Stated problem
Reproduce the listing below exactly. Pictures do not belong in the copy.

Extracted entries
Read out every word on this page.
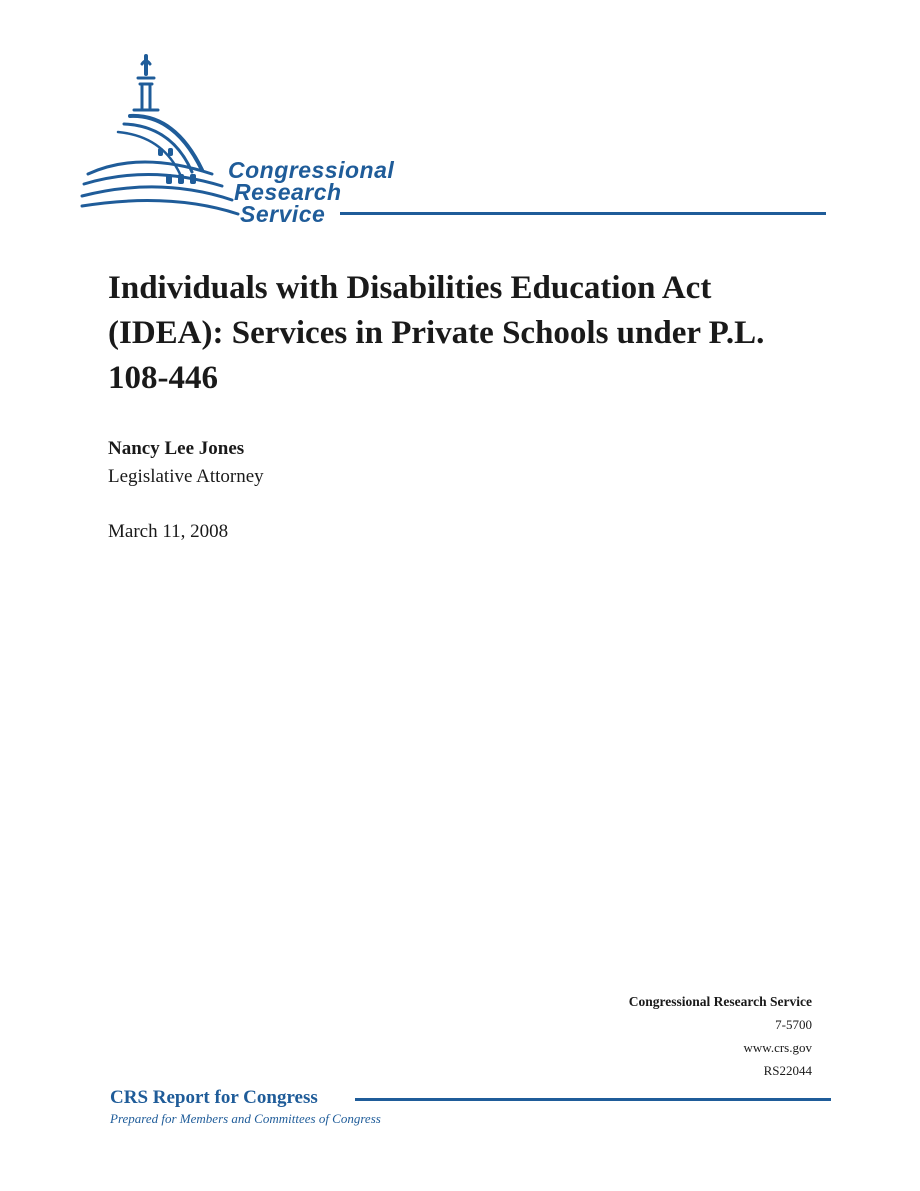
Congressional
Research
Service
Individuals with Disabilities Education Act (IDEA): Services in Private Schools under P.L. 108-446
Nancy Lee Jones
Legislative Attorney
March 11, 2008
Congressional Research Service
7-5700
www.crs.gov
RS22044
CRS Report for Congress
Prepared for Members and Committees of Congress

Response to this exercise
Read out every word on this page.
Congressional
Research
Service
Individuals with Disabilities Education Act (IDEA): Services in Private Schools under P.L. 108-446
Nancy Lee Jones
Legislative Attorney
March 11, 2008
Congressional Research Service
7-5700
www.crs.gov
RS22044
CRS Report for Congress
Prepared for Members and Committees of Congress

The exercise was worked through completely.